[Collected data]
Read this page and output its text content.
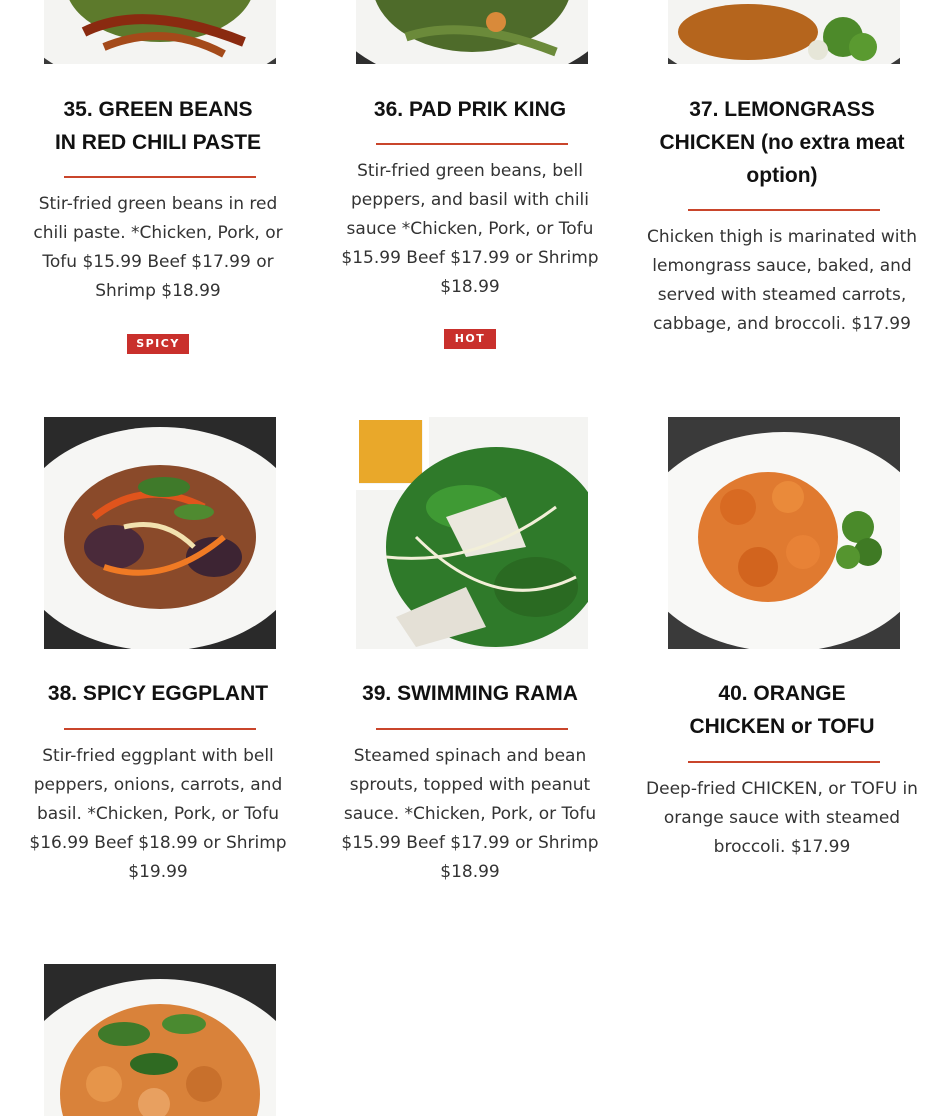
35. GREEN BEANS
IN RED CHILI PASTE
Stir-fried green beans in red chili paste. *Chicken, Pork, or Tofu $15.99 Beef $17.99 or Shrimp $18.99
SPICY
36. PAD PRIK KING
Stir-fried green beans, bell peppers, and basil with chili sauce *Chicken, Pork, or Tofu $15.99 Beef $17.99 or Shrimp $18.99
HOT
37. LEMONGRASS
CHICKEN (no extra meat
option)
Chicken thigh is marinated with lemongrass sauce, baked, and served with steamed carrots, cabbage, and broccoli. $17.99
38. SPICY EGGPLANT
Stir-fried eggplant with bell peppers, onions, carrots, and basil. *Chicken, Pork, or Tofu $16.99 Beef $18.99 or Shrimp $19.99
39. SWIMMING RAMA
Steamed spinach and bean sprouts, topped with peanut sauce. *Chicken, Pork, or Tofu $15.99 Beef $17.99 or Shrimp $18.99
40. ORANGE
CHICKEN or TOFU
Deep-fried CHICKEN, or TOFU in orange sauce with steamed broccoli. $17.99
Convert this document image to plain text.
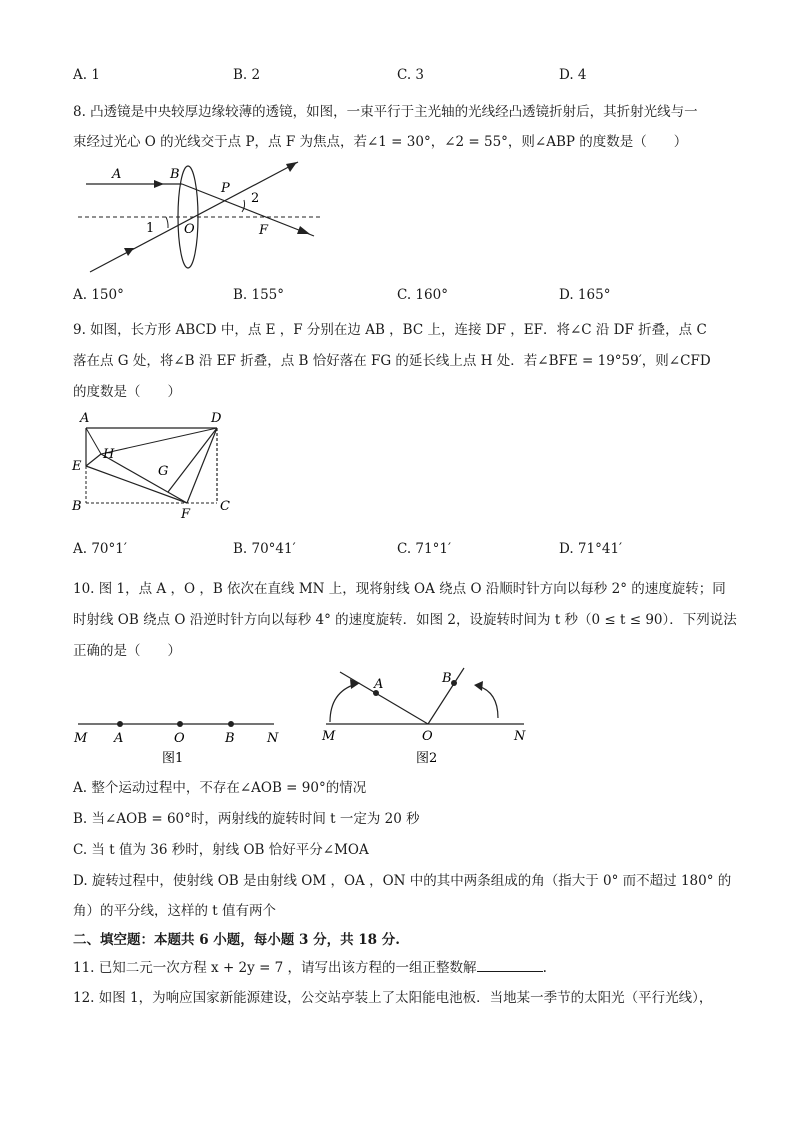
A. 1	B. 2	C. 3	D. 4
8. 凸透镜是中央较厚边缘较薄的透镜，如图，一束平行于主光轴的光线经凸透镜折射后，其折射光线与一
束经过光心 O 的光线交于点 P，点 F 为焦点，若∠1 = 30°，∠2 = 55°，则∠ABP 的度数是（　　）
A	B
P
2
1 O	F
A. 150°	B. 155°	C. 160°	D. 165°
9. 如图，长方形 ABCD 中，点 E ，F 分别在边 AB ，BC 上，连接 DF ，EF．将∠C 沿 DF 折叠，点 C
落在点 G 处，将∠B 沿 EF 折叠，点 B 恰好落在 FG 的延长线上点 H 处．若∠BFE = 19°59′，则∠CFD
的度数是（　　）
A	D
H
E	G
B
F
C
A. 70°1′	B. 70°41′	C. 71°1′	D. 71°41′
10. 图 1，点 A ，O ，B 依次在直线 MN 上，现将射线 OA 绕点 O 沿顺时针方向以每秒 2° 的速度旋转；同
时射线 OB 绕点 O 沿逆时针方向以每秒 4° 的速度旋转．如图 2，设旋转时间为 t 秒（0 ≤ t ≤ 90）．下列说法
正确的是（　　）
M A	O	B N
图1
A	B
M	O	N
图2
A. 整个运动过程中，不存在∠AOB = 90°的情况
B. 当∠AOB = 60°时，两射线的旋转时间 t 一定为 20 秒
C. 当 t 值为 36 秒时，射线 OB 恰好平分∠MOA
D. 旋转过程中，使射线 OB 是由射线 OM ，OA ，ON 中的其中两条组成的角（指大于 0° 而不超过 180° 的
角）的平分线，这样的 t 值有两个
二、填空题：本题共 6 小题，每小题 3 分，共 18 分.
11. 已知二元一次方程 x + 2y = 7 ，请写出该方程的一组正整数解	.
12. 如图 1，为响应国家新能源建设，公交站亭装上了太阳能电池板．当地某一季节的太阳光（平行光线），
--
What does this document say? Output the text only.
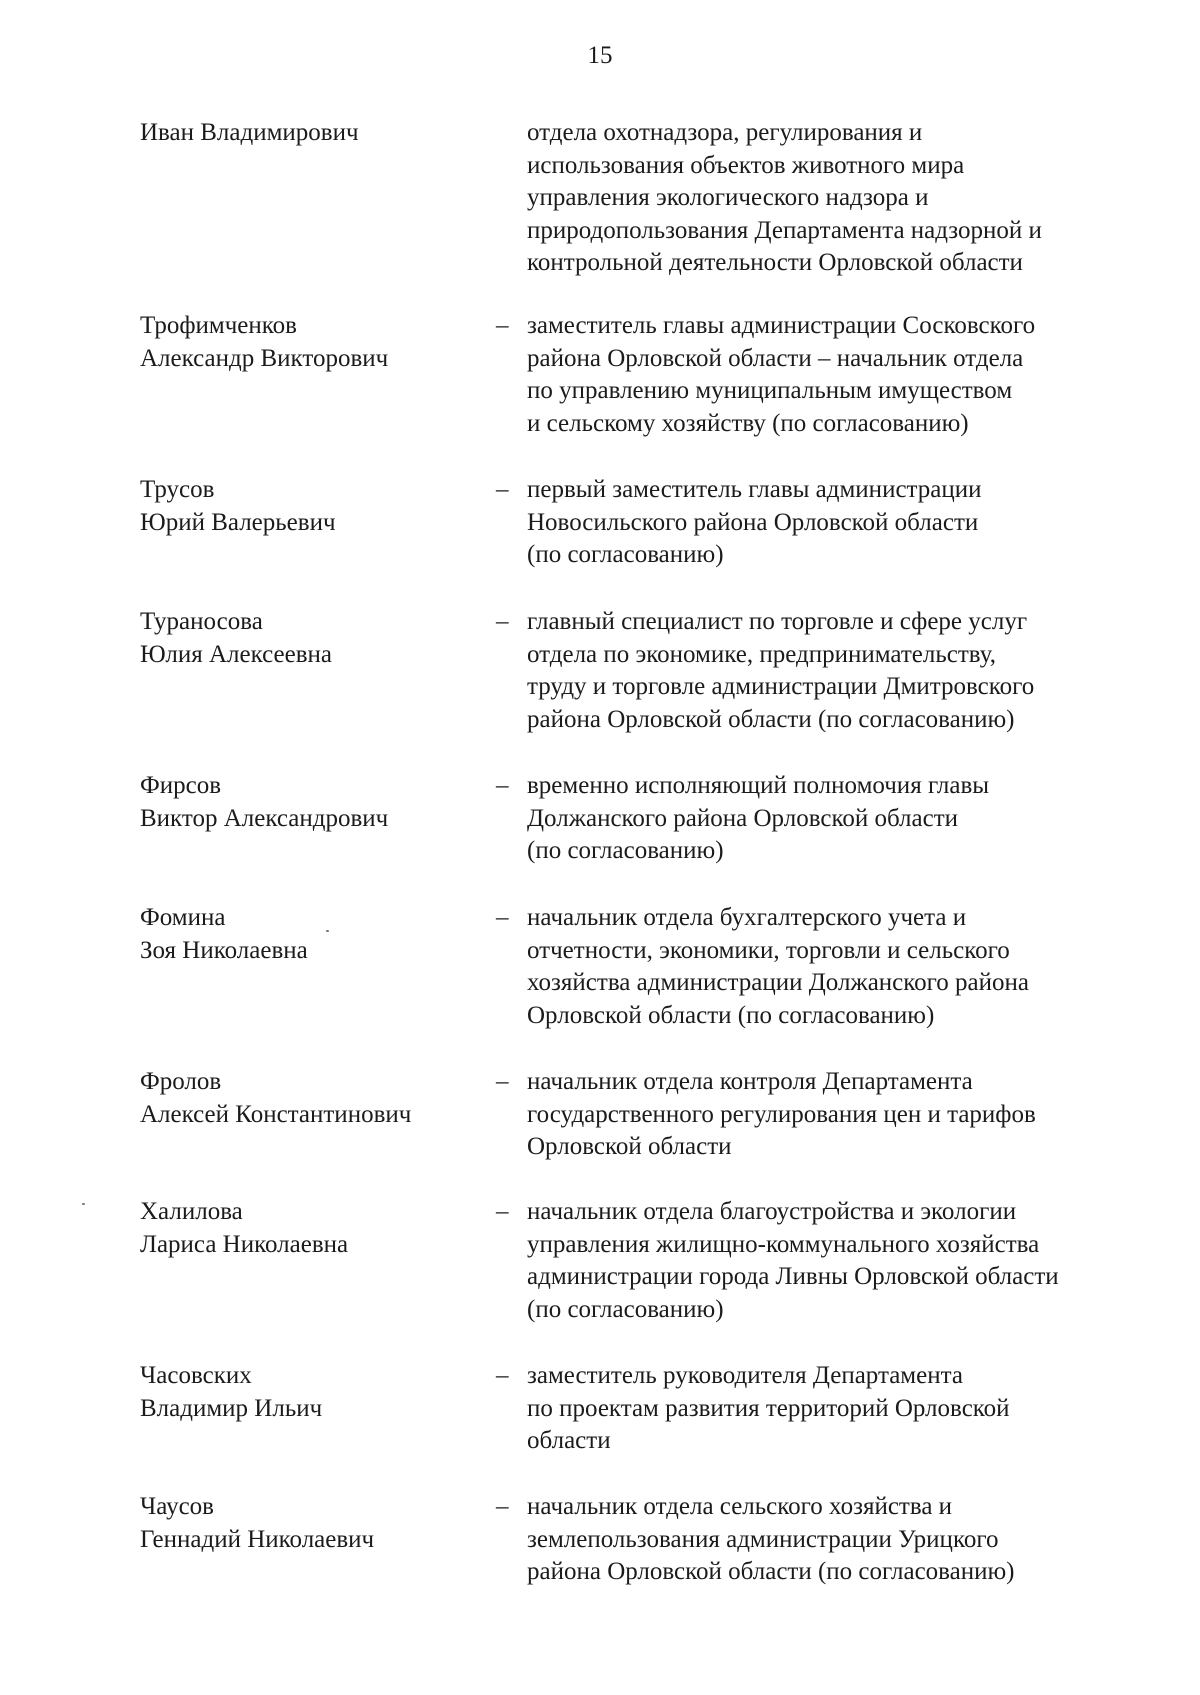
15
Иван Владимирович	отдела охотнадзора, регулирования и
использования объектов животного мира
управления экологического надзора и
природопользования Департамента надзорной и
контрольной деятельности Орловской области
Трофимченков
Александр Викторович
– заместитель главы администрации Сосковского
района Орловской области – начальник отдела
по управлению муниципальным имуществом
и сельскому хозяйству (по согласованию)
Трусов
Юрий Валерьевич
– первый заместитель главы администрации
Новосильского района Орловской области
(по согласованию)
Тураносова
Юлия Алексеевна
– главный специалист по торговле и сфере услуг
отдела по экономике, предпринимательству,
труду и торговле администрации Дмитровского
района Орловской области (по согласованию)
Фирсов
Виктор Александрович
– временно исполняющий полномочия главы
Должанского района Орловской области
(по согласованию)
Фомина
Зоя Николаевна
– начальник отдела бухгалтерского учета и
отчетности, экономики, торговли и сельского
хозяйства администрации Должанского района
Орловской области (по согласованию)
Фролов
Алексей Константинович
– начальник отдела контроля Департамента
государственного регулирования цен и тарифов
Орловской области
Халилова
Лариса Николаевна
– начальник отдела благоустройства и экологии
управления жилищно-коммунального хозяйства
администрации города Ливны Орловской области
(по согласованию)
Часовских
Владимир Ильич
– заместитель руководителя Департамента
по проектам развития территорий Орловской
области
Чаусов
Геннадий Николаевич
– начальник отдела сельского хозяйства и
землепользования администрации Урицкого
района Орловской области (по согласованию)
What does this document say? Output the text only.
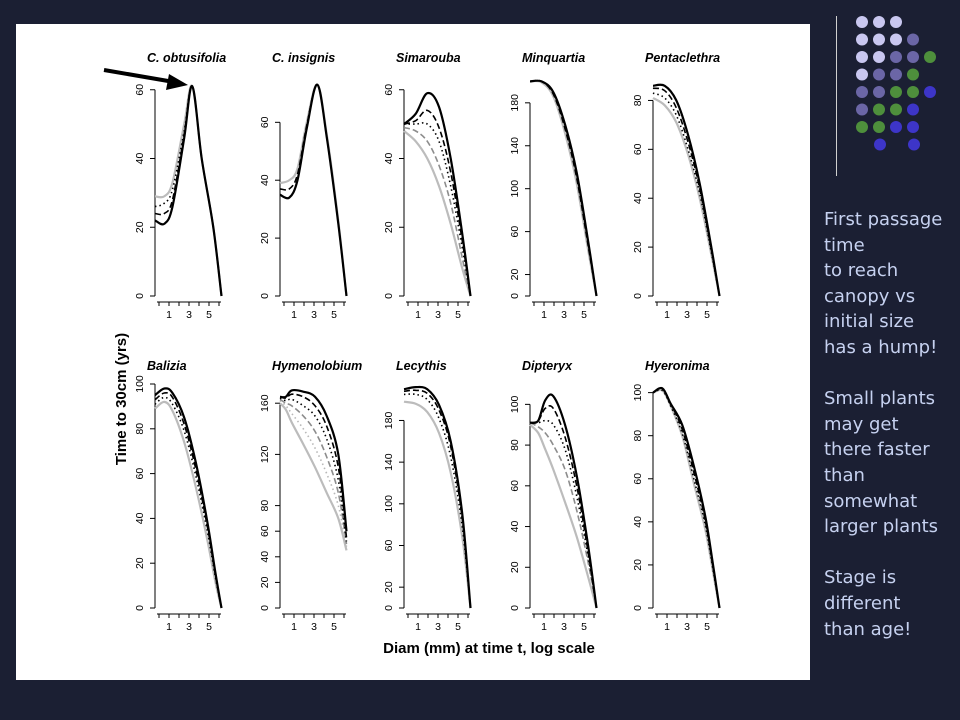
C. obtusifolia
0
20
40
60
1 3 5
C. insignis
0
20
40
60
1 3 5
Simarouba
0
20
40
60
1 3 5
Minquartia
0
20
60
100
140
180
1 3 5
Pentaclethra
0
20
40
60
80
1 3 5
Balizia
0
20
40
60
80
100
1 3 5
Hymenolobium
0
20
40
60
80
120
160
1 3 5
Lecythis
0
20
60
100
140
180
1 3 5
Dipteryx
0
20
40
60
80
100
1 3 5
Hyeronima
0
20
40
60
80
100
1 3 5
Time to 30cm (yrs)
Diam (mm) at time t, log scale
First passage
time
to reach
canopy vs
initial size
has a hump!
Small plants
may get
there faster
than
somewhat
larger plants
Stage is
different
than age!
--
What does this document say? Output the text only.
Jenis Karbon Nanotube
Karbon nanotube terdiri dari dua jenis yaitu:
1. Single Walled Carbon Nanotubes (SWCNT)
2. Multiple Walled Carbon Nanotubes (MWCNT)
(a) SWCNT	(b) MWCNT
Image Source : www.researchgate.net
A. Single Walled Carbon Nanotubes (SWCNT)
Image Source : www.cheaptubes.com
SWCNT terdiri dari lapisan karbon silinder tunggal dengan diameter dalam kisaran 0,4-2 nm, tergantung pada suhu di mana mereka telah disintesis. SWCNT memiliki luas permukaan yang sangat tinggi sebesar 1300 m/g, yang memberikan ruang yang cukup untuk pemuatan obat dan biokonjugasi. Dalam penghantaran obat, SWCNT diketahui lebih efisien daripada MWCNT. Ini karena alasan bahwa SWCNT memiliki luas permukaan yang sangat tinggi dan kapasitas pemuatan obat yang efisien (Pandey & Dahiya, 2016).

● **Exercise objective**: Take each line of the material that contains the word "главы" and list it.

● **Full response**:
– заместитель главы администрации Сосковского
– первый заместитель главы администрации
– временно исполняющий полномочия главы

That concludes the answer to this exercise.